> Written task:
Only a number is required: how many lines of the material contain the word "image"?

** BEGIN **

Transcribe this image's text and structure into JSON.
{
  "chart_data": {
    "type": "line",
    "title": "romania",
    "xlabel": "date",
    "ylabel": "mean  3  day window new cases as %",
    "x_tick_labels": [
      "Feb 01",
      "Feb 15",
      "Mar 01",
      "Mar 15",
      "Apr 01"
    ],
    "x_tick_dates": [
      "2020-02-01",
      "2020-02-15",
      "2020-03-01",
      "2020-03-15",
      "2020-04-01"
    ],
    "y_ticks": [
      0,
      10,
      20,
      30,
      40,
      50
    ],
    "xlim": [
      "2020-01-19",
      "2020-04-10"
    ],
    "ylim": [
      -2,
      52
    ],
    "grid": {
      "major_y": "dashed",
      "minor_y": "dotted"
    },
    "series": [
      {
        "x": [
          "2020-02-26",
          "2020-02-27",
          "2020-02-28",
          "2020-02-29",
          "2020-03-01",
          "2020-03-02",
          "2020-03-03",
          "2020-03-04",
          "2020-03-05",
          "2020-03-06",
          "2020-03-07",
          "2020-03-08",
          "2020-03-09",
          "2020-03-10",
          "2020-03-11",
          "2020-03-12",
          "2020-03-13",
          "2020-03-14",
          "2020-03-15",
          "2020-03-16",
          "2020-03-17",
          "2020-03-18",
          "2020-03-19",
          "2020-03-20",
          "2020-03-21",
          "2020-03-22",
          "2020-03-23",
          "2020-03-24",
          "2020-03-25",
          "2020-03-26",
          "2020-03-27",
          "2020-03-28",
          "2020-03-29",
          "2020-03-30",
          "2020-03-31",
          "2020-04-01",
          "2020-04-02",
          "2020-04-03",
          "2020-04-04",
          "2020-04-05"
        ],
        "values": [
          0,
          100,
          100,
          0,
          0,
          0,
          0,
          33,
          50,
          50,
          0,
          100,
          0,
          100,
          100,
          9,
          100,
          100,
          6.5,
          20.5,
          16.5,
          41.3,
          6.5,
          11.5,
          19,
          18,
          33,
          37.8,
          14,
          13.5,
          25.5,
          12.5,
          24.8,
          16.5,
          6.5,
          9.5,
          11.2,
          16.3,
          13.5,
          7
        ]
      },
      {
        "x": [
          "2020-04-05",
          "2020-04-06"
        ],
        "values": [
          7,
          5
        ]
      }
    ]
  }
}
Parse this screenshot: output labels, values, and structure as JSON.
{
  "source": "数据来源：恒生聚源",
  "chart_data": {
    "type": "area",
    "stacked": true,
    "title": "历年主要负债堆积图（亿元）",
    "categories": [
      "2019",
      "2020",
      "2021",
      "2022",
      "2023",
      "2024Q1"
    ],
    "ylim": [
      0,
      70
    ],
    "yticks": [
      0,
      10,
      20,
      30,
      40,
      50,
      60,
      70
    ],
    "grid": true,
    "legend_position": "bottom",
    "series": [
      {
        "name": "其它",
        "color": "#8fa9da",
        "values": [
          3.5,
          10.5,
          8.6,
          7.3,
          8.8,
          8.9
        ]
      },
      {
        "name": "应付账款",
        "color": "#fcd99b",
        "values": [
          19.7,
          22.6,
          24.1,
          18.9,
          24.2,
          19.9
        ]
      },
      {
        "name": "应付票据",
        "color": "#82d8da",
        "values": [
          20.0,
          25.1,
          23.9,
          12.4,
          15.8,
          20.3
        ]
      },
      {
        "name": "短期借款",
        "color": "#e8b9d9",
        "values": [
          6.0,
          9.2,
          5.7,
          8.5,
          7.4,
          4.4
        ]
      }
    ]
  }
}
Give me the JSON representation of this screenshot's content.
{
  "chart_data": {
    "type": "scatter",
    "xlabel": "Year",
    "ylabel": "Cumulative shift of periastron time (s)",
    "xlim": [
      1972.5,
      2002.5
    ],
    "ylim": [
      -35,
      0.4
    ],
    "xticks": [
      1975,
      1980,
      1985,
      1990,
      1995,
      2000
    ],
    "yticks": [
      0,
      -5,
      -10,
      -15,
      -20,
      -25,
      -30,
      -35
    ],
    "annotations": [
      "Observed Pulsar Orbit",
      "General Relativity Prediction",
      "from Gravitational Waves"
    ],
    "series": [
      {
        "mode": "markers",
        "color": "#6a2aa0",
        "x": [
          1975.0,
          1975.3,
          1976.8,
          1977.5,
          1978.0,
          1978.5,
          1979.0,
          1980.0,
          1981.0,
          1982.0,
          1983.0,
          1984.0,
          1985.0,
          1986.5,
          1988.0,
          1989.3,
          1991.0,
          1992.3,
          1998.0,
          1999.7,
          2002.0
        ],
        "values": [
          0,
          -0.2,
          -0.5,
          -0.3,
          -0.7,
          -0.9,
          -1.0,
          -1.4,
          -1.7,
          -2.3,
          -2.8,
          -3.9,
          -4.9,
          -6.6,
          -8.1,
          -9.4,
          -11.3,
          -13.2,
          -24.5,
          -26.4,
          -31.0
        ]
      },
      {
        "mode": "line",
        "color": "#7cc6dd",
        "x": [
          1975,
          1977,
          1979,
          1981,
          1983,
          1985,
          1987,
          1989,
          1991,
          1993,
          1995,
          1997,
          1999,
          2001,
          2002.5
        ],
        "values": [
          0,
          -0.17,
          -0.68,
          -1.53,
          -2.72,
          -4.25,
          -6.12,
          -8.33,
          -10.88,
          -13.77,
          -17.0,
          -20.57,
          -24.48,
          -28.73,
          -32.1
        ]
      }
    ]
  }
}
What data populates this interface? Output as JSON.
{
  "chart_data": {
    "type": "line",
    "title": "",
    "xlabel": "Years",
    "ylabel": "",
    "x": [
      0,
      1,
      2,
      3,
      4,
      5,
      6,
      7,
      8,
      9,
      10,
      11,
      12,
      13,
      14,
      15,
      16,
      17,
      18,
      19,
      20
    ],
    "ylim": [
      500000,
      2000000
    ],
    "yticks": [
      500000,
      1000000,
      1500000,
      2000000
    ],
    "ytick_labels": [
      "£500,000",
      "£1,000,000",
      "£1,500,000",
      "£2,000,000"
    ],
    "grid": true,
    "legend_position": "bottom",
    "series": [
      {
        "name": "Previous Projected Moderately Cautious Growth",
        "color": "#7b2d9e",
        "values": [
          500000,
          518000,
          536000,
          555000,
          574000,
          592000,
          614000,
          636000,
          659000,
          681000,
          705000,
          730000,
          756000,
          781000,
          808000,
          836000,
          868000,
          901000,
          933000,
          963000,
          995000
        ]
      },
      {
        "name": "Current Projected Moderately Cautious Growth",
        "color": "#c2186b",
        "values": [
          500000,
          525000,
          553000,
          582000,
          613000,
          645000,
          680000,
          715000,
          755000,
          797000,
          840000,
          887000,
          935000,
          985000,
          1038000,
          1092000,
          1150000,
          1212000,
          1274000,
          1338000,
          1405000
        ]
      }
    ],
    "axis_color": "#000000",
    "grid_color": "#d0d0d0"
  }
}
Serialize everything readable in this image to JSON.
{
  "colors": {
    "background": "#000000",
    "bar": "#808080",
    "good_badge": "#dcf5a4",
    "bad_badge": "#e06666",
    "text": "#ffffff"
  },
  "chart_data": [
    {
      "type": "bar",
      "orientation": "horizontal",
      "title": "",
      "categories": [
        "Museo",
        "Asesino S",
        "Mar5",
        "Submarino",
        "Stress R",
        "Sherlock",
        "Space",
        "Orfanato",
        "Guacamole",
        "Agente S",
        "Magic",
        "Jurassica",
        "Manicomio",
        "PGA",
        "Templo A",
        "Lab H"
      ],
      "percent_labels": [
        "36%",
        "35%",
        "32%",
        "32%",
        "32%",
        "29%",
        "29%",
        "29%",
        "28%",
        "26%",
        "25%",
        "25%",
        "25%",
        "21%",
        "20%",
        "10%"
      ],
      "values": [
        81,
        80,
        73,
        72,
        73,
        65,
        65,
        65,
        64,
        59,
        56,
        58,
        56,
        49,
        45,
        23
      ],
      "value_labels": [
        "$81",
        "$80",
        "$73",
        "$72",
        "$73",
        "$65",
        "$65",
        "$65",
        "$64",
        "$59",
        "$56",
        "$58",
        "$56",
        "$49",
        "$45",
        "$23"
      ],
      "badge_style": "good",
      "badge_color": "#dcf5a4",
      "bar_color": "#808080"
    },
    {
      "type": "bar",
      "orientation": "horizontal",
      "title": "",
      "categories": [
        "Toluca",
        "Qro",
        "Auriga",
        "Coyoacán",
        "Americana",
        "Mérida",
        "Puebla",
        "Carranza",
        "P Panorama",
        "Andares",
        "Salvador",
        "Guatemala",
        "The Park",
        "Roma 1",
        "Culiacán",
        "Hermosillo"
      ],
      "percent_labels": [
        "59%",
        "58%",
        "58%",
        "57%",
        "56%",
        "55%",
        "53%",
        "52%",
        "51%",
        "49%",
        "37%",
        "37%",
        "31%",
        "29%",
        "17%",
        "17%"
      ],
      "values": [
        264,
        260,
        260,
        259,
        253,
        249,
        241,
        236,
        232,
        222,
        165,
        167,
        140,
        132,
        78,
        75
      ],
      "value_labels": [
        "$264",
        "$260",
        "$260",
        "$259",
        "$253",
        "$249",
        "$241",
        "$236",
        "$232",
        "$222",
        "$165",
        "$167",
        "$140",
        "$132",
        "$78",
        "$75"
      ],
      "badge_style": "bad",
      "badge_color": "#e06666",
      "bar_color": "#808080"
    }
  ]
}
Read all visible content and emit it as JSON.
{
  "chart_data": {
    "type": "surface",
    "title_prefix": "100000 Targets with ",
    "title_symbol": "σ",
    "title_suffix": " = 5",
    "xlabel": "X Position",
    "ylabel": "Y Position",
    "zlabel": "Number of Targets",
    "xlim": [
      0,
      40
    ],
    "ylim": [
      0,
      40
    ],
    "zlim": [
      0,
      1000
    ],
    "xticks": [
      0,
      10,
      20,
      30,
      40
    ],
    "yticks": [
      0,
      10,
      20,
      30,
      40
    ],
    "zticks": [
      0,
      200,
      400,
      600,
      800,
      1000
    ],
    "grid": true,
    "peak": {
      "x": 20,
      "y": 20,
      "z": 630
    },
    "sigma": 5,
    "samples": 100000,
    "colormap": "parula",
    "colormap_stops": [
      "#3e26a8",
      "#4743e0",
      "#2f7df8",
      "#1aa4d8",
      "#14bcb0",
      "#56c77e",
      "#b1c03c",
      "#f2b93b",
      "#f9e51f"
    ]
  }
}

** END **

> Result:
2